**What is being asked**. Where does the string "doctors" occur in the entries below? Copy every line where it does.

Website and app data records
/---

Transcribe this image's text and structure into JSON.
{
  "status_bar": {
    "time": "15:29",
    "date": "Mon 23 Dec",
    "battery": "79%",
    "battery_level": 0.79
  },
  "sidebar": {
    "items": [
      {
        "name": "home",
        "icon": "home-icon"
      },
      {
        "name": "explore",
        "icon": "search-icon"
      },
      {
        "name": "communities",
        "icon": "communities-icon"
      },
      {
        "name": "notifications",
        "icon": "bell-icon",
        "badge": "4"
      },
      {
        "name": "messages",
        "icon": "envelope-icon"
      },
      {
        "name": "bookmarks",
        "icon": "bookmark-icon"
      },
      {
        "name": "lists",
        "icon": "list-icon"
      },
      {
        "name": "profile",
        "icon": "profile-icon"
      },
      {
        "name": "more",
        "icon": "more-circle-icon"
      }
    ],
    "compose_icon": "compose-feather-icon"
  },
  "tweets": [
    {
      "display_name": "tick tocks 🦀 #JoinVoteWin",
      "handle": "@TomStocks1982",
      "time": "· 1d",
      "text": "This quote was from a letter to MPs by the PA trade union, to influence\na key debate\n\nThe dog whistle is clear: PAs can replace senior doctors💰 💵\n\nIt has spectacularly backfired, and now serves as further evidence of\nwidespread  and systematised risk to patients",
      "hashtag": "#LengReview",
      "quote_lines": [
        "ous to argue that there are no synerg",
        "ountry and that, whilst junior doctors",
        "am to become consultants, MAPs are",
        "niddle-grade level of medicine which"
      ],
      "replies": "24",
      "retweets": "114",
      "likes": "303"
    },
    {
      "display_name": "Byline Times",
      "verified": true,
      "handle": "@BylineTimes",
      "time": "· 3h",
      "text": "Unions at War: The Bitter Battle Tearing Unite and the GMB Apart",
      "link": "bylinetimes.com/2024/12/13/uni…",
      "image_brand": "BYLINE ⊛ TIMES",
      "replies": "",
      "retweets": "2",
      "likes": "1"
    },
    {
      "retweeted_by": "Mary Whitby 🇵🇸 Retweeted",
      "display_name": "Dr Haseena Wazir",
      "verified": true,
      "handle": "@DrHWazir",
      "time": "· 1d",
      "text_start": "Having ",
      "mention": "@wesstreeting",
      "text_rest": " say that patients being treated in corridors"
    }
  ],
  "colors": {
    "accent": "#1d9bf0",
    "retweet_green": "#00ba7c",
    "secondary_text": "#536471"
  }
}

\---

**Response below**.
      "text": "This quote was from a letter to MPs by the PA trade union, to influence\na key debate\n\nThe dog whistle is clear: PAs can replace senior doctors💰 💵\n\nIt has spectacularly backfired, and now serves as further evidence of\nwidespread  and systematised risk to patients",
        "ountry and that, whilst junior doctors",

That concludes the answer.